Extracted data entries
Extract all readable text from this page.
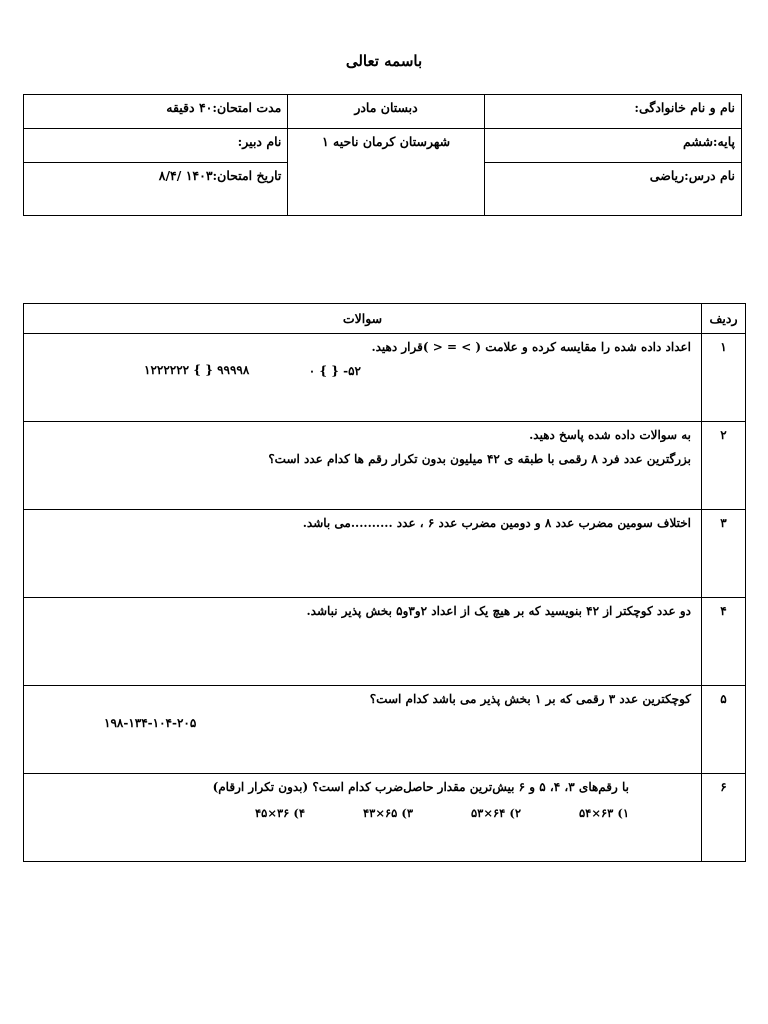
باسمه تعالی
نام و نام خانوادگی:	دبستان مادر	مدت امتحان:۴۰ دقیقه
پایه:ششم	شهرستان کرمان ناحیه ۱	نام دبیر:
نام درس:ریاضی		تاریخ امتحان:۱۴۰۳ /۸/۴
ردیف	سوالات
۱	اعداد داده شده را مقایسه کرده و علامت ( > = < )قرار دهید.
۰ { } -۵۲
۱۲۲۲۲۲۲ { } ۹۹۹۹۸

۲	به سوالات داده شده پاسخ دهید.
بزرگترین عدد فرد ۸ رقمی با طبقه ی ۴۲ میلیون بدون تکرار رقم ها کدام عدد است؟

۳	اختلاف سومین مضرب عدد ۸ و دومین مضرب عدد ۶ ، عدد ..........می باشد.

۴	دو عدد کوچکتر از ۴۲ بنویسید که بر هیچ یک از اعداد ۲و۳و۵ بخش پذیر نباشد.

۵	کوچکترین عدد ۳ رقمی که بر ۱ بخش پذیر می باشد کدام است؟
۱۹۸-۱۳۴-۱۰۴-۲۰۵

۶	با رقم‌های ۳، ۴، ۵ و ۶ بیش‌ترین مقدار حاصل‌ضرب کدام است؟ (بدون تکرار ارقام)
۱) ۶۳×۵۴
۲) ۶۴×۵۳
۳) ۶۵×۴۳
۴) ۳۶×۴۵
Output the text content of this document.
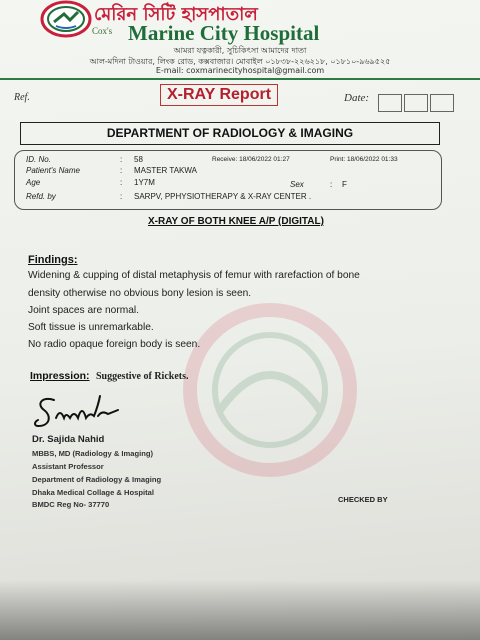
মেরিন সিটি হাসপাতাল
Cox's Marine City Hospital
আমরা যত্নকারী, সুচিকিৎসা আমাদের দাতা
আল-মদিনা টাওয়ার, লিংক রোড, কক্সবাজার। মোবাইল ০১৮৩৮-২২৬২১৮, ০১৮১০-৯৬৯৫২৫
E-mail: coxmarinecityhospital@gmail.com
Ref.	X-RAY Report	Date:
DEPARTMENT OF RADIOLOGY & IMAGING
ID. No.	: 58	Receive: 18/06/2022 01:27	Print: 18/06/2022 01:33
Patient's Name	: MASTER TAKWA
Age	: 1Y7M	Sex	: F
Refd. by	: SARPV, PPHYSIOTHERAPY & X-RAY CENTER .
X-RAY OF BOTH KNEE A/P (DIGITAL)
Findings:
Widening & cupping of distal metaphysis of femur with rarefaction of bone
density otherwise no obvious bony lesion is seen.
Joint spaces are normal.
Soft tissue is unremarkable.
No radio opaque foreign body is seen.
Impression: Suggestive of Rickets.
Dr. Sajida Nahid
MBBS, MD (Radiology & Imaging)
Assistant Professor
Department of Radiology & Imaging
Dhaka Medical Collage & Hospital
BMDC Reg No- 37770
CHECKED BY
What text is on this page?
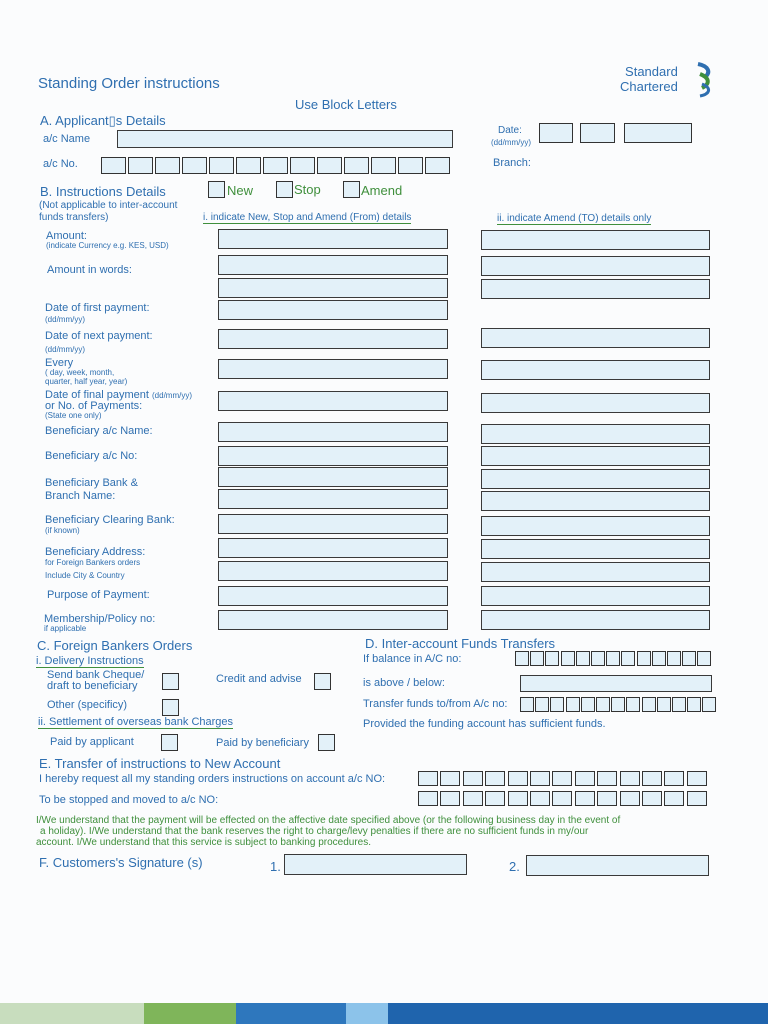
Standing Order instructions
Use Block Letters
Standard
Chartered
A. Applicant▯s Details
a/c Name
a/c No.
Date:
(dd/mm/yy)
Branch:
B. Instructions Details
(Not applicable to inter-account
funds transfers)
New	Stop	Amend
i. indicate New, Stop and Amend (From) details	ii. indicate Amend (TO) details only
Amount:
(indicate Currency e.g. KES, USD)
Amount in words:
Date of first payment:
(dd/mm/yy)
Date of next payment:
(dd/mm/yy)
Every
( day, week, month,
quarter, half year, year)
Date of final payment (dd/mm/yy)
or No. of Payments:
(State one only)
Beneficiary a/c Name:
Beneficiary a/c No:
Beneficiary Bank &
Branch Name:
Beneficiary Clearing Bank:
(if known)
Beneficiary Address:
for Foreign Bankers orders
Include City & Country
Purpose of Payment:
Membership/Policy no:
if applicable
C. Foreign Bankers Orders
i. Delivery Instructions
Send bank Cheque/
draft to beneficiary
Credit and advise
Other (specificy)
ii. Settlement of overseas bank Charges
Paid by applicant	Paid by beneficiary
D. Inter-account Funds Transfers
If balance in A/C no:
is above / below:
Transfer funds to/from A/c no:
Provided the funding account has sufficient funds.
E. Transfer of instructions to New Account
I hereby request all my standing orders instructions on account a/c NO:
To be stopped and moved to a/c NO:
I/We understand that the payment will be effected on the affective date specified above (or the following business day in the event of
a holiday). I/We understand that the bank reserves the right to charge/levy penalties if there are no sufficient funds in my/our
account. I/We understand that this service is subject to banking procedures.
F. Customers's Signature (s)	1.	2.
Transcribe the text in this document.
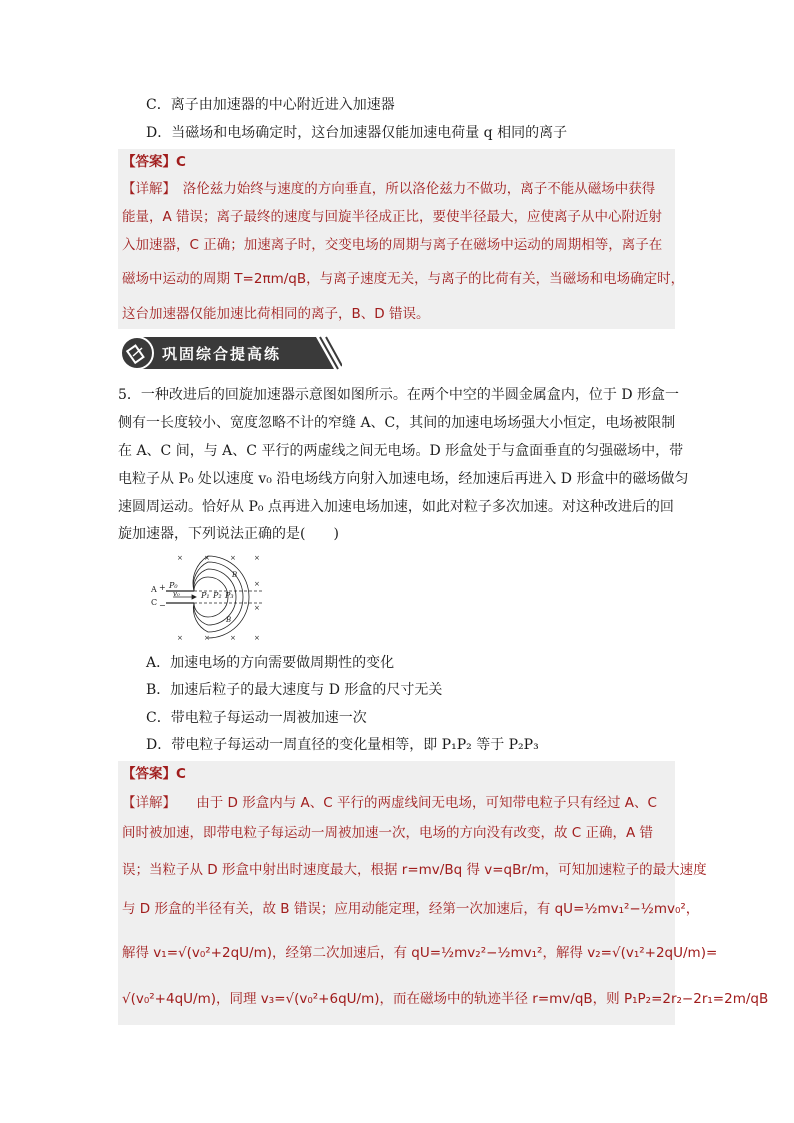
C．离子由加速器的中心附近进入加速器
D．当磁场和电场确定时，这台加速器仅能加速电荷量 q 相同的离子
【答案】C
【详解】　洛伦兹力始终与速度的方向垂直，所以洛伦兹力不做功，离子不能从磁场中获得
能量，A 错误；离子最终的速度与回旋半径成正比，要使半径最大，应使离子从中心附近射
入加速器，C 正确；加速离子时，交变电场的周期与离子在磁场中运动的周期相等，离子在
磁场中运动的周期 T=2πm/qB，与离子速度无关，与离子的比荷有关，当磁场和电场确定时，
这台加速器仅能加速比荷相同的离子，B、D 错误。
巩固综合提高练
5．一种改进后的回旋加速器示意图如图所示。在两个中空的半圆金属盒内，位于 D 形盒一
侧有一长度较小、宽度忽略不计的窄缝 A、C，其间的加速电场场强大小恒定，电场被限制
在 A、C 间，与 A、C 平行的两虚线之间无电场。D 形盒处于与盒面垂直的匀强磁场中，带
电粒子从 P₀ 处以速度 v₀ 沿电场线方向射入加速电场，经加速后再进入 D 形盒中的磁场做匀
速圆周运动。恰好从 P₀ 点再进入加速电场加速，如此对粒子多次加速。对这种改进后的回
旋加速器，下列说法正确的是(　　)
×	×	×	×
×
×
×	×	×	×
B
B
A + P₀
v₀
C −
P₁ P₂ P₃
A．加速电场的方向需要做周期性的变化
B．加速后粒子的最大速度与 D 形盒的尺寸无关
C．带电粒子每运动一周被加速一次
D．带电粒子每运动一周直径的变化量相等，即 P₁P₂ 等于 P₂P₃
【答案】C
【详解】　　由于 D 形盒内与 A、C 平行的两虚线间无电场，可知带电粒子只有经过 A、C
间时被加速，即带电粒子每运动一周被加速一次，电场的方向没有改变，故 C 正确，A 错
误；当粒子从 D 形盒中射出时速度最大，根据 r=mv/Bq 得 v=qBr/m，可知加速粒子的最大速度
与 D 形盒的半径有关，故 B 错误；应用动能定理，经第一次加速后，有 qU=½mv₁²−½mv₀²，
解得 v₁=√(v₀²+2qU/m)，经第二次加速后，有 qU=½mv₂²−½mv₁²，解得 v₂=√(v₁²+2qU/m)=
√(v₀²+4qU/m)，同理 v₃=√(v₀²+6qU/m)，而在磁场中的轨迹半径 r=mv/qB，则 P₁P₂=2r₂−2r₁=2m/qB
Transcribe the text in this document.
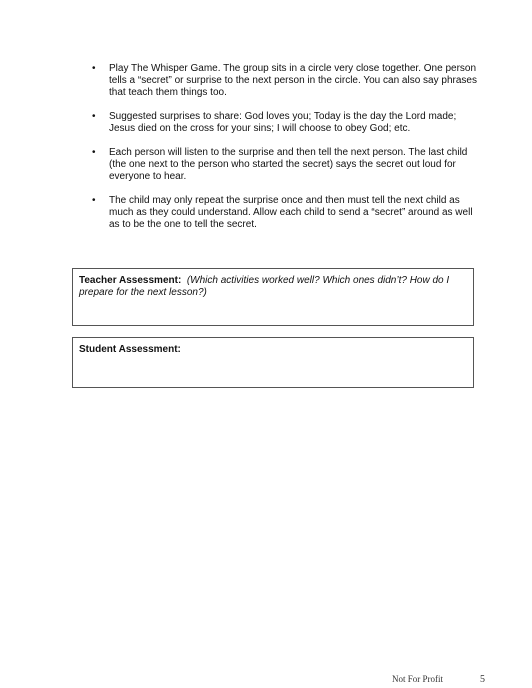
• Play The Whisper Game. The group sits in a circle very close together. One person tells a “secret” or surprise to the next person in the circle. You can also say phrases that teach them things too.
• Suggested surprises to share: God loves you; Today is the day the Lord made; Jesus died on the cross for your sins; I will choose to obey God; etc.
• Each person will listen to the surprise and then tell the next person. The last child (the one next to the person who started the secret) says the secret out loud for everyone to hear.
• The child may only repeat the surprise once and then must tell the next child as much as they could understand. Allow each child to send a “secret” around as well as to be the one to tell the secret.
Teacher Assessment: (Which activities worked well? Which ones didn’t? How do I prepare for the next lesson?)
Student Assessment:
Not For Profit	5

EXERCISE TASK: Extract each line holding the string "پذیر".

RESPONSE BELOW:
۴	دو عدد کوچکتر از ۴۲ بنویسید که بر هیچ یک از اعداد ۲و۳و۵ بخش پذیر نباشد.
۵	کوچکترین عدد ۳ رقمی که بر ۱ بخش پذیر می باشد کدام است؟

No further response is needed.